# [Available data]
:::::

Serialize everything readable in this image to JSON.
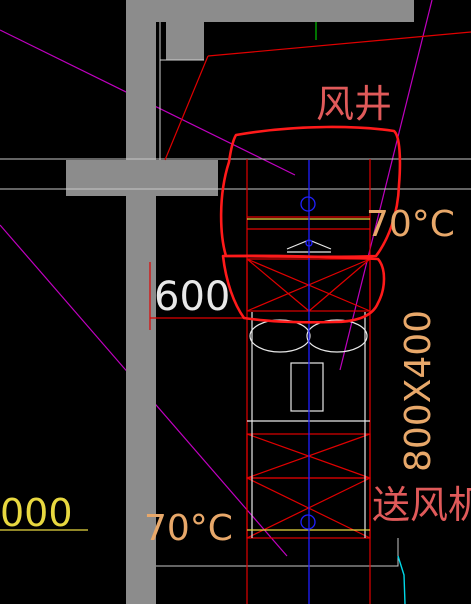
{
  "labels": {
    "shaft": "风井",
    "temp_top": "70°C",
    "temp_bottom": "70°C",
    "dimension": "600",
    "duct_size": "800X400",
    "supply_fan": "送风机",
    "left_partial": "000"
  },
  "colors": {
    "background": "#000000",
    "wall_fill": "#8c8c8c",
    "duct_red": "#e00000",
    "markup_red": "#ff1a1a",
    "magenta_line": "#c000c0",
    "green_line": "#00c000",
    "blue_axis": "#2020ff",
    "white_line": "#e8e8e8",
    "text_red": "#e05a5a",
    "text_orange": "#e8a86a",
    "text_yellow": "#e8d840",
    "cyan_line": "#00d8e8"
  }
}
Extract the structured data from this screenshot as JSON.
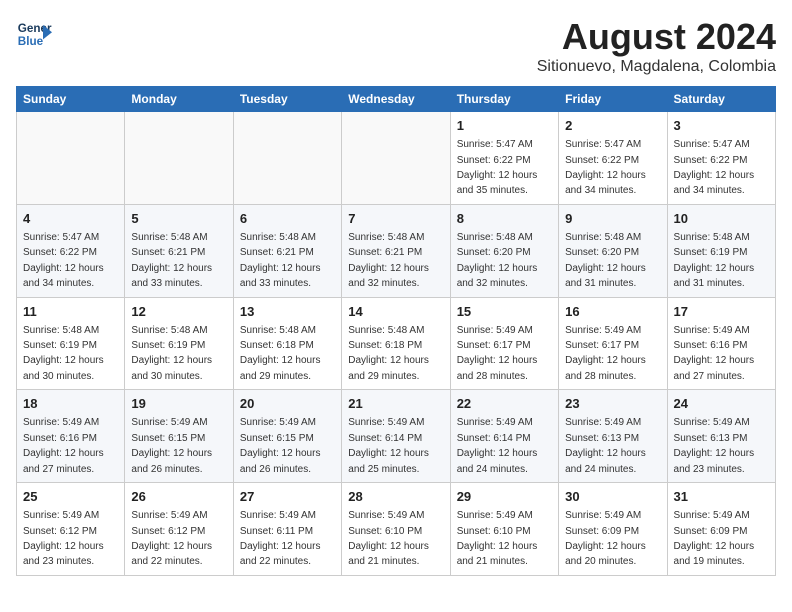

:::::

# [Direction]
Write out the listing above again, exactly, but with no pictures in the copy.

# [Solution to the problem]
Serialize everything readable in this image to JSON.
{
  "labels": {
    "shaft": "风井",
    "temp_top": "70°C",
    "temp_bottom": "70°C",
    "dimension": "600",
    "duct_size": "800X400",
    "supply_fan": "送风机",
    "left_partial": "000"
  },
  "colors": {
    "background": "#000000",
    "wall_fill": "#8c8c8c",
    "duct_red": "#e00000",
    "markup_red": "#ff1a1a",
    "magenta_line": "#c000c0",
    "green_line": "#00c000",
    "blue_axis": "#2020ff",
    "white_line": "#e8e8e8",
    "text_red": "#e05a5a",
    "text_orange": "#e8a86a",
    "text_yellow": "#e8d840",
    "cyan_line": "#00d8e8"
  }
}
Extract the structured data from this screenshot as JSON.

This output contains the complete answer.